> Written problem
Pull out each line of the data that includes the word "JSON".

(Entries from a dataset)
--
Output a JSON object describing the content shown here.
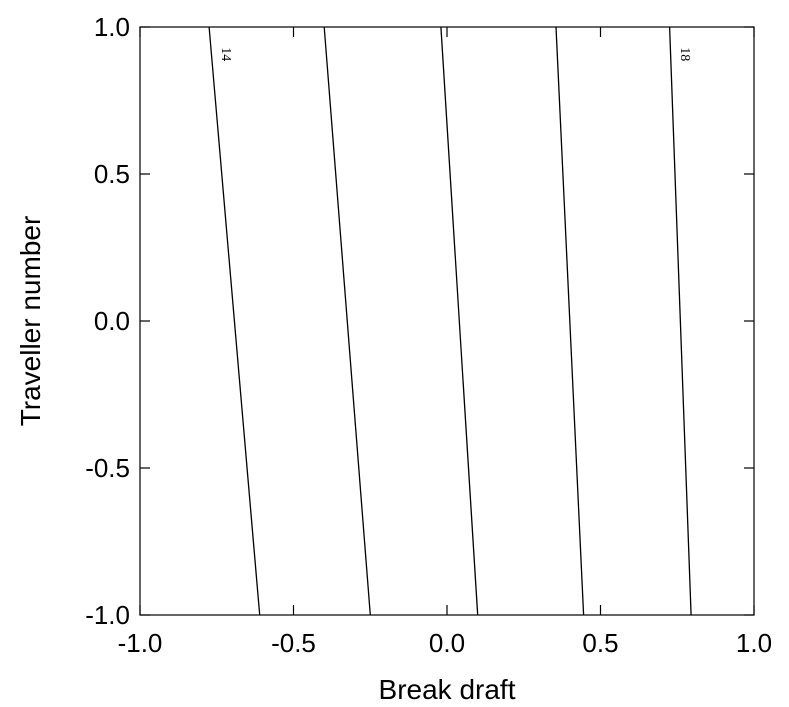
{
  "chart_data": {
    "type": "contour",
    "xlabel": "Break draft",
    "ylabel": "Traveller number",
    "xlim": [
      -1.0,
      1.0
    ],
    "ylim": [
      -1.0,
      1.0
    ],
    "x_ticks": [
      "-1.0",
      "-0.5",
      "0.0",
      "0.5",
      "1.0"
    ],
    "y_ticks": [
      "-1.0",
      "-0.5",
      "0.0",
      "0.5",
      "1.0"
    ],
    "grid": false,
    "contours": [
      {
        "label": "14",
        "points": [
          [
            -0.775,
            1.0
          ],
          [
            -0.61,
            -1.0
          ]
        ]
      },
      {
        "label": "",
        "points": [
          [
            -0.4,
            1.0
          ],
          [
            -0.25,
            -1.0
          ]
        ]
      },
      {
        "label": "",
        "points": [
          [
            -0.02,
            1.0
          ],
          [
            0.1,
            -1.0
          ]
        ]
      },
      {
        "label": "",
        "points": [
          [
            0.355,
            1.0
          ],
          [
            0.445,
            -1.0
          ]
        ]
      },
      {
        "label": "18",
        "points": [
          [
            0.725,
            1.0
          ],
          [
            0.795,
            -1.0
          ]
        ]
      }
    ]
  }
}
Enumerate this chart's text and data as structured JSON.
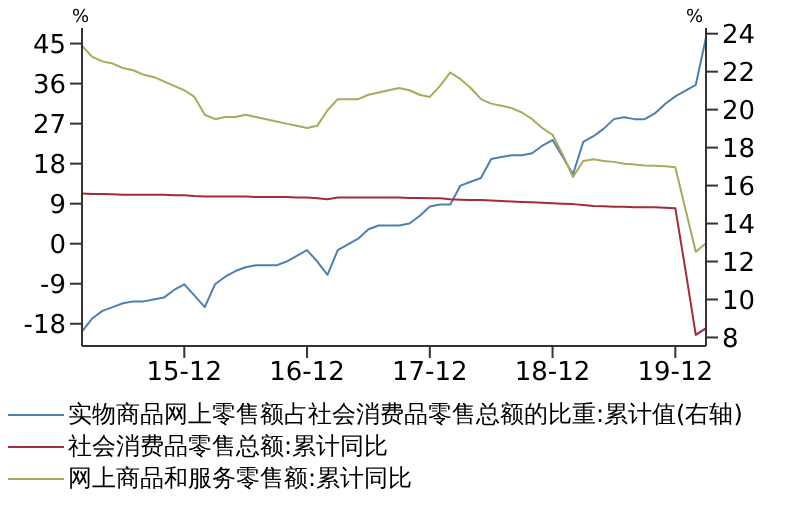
{
  "chart_data": {
    "type": "line",
    "categories": [
      null,
      null,
      null,
      null,
      null,
      null,
      null,
      null,
      null,
      null,
      "15-12",
      null,
      null,
      null,
      null,
      null,
      null,
      null,
      null,
      null,
      null,
      null,
      "16-12",
      null,
      null,
      null,
      null,
      null,
      null,
      null,
      null,
      null,
      null,
      null,
      "17-12",
      null,
      null,
      null,
      null,
      null,
      null,
      null,
      null,
      null,
      null,
      null,
      "18-12",
      null,
      null,
      null,
      null,
      null,
      null,
      null,
      null,
      null,
      null,
      null,
      "19-12",
      null,
      null,
      null
    ],
    "series": [
      {
        "name": "实物商品网上零售额占社会消费品零售总额的比重:累计值(右轴)",
        "color": "#4f7fb0",
        "axis": "y2",
        "values": [
          8.3,
          9.0,
          9.4,
          9.6,
          9.8,
          9.9,
          9.9,
          10.0,
          10.1,
          10.5,
          10.8,
          10.2,
          9.6,
          10.8,
          11.2,
          11.5,
          11.7,
          11.8,
          11.8,
          11.8,
          12.0,
          12.3,
          12.6,
          12.0,
          11.3,
          12.6,
          12.9,
          13.2,
          13.7,
          13.9,
          13.9,
          13.9,
          14.0,
          14.4,
          14.9,
          15.0,
          15.0,
          16.0,
          16.2,
          16.4,
          17.4,
          17.5,
          17.6,
          17.6,
          17.7,
          18.1,
          18.4,
          17.5,
          16.6,
          18.3,
          18.6,
          19.0,
          19.5,
          19.6,
          19.5,
          19.5,
          19.8,
          20.3,
          20.7,
          21.0,
          21.3,
          23.8
        ]
      },
      {
        "name": "社会消费品零售总额:累计同比",
        "color": "#a52a3a",
        "values": [
          11.3,
          11.2,
          11.2,
          11.1,
          11.0,
          11.0,
          11.0,
          11.0,
          11.0,
          10.9,
          10.9,
          10.7,
          10.6,
          10.6,
          10.6,
          10.6,
          10.6,
          10.5,
          10.5,
          10.5,
          10.5,
          10.4,
          10.4,
          10.2,
          10.0,
          10.4,
          10.4,
          10.4,
          10.4,
          10.4,
          10.4,
          10.4,
          10.3,
          10.3,
          10.2,
          10.2,
          10.0,
          9.9,
          9.8,
          9.8,
          9.7,
          9.6,
          9.5,
          9.4,
          9.3,
          9.2,
          9.1,
          9.0,
          8.9,
          8.7,
          8.5,
          8.4,
          8.3,
          8.3,
          8.2,
          8.2,
          8.2,
          8.1,
          8.0,
          -6.0,
          -20.5,
          -19.0
        ]
      },
      {
        "name": "网上商品和服务零售额:累计同比",
        "color": "#a8ab5a",
        "values": [
          44.5,
          42,
          41,
          40.5,
          39.5,
          39,
          38,
          37.5,
          36.5,
          35.5,
          34.5,
          33,
          29,
          28,
          28.5,
          28.5,
          29,
          28.5,
          28,
          27.5,
          27,
          26.5,
          26,
          26.5,
          30,
          32.5,
          32.5,
          32.5,
          33.5,
          34,
          34.5,
          35,
          34.5,
          33.5,
          33,
          35.5,
          38.5,
          37,
          35,
          32.5,
          31.5,
          31,
          30.5,
          29.5,
          28,
          26,
          24.5,
          20,
          15,
          18.6,
          19,
          18.6,
          18.4,
          18,
          17.8,
          17.6,
          17.5,
          17.4,
          17.2,
          7.7,
          -1.8,
          0.1
        ]
      }
    ],
    "ylabel": "%",
    "y2label": "%",
    "ylim": [
      -23,
      48.5
    ],
    "yticks": [
      -18,
      -9,
      0,
      9,
      18,
      27,
      36,
      45
    ],
    "y2lim": [
      7.55,
      24.3
    ],
    "y2ticks": [
      8,
      10,
      12,
      14,
      16,
      18,
      20,
      22,
      24
    ],
    "legend": "bottom",
    "grid": false,
    "marker": "none",
    "line_style": "solid"
  }
}
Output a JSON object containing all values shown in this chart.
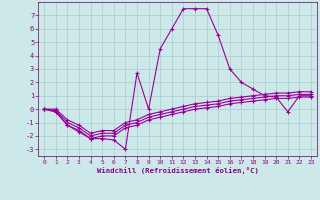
{
  "xlabel": "Windchill (Refroidissement éolien,°C)",
  "background_color": "#cce8e8",
  "grid_color": "#aacccc",
  "line_color": "#990099",
  "xlim": [
    -0.5,
    23.5
  ],
  "ylim": [
    -3.5,
    8.0
  ],
  "yticks": [
    -3,
    -2,
    -1,
    0,
    1,
    2,
    3,
    4,
    5,
    6,
    7
  ],
  "xticks": [
    0,
    1,
    2,
    3,
    4,
    5,
    6,
    7,
    8,
    9,
    10,
    11,
    12,
    13,
    14,
    15,
    16,
    17,
    18,
    19,
    20,
    21,
    22,
    23
  ],
  "series": [
    {
      "x": [
        0,
        1,
        2,
        3,
        4,
        5,
        6,
        7,
        8,
        9,
        10,
        11,
        12,
        13,
        14,
        15,
        16,
        17,
        18,
        19,
        20,
        21,
        22,
        23
      ],
      "y": [
        0.0,
        -0.2,
        -1.2,
        -1.6,
        -2.2,
        -2.0,
        -2.0,
        -1.4,
        -1.2,
        -0.8,
        -0.6,
        -0.4,
        -0.2,
        0.0,
        0.1,
        0.2,
        0.4,
        0.5,
        0.6,
        0.7,
        0.8,
        0.8,
        0.9,
        0.9
      ]
    },
    {
      "x": [
        0,
        1,
        2,
        3,
        4,
        5,
        6,
        7,
        8,
        9,
        10,
        11,
        12,
        13,
        14,
        15,
        16,
        17,
        18,
        19,
        20,
        21,
        22,
        23
      ],
      "y": [
        0.0,
        -0.1,
        -1.0,
        -1.4,
        -2.0,
        -1.8,
        -1.8,
        -1.2,
        -1.0,
        -0.6,
        -0.4,
        -0.2,
        0.0,
        0.2,
        0.3,
        0.4,
        0.6,
        0.7,
        0.8,
        0.9,
        1.0,
        1.0,
        1.1,
        1.1
      ]
    },
    {
      "x": [
        0,
        1,
        2,
        3,
        4,
        5,
        6,
        7,
        8,
        9,
        10,
        11,
        12,
        13,
        14,
        15,
        16,
        17,
        18,
        19,
        20,
        21,
        22,
        23
      ],
      "y": [
        0.0,
        0.0,
        -0.8,
        -1.2,
        -1.8,
        -1.6,
        -1.6,
        -1.0,
        -0.8,
        -0.4,
        -0.2,
        0.0,
        0.2,
        0.4,
        0.5,
        0.6,
        0.8,
        0.9,
        1.0,
        1.1,
        1.2,
        1.2,
        1.3,
        1.3
      ]
    },
    {
      "x": [
        0,
        1,
        2,
        3,
        4,
        5,
        6,
        7,
        8,
        9,
        10,
        11,
        12,
        13,
        14,
        15,
        16,
        17,
        18,
        19,
        20,
        21,
        22,
        23
      ],
      "y": [
        0.0,
        -0.2,
        -1.2,
        -1.7,
        -2.2,
        -2.2,
        -2.3,
        -3.0,
        2.7,
        0.0,
        4.5,
        6.0,
        7.5,
        7.5,
        7.5,
        5.5,
        3.0,
        2.0,
        1.5,
        1.0,
        0.9,
        -0.2,
        1.0,
        1.0
      ]
    }
  ]
}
--
> Solution to the problem
Output a JSON object describing the content shown here.
Enumerate this chart's text and data as structured JSON.
Output a JSON object containing all values shown in this chart.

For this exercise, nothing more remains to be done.